[STATED GOAL] Report only how many lines of the entries below contain the string "icon".

Stored entries:
▽

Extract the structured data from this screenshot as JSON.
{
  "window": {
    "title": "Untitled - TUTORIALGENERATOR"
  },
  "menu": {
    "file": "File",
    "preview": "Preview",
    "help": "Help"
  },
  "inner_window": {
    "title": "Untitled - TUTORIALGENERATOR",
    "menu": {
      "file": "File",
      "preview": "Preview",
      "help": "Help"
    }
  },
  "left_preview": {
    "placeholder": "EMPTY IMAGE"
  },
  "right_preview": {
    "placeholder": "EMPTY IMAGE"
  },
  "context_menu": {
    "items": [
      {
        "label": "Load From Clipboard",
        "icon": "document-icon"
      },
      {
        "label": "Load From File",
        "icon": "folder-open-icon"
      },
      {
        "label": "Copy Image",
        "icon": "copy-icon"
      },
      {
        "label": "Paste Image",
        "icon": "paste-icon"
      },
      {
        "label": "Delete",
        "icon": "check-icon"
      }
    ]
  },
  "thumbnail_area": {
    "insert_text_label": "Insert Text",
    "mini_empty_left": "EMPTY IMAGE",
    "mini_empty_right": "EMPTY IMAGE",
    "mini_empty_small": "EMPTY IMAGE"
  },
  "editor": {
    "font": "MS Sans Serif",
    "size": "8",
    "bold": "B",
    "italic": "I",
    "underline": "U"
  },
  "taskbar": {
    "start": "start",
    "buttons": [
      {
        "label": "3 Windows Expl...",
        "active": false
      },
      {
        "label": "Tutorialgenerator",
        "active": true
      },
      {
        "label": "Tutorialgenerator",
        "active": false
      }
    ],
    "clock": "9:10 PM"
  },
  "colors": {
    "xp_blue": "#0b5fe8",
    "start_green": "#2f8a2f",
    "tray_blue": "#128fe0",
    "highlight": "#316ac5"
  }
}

△

[THE ANSWER] 5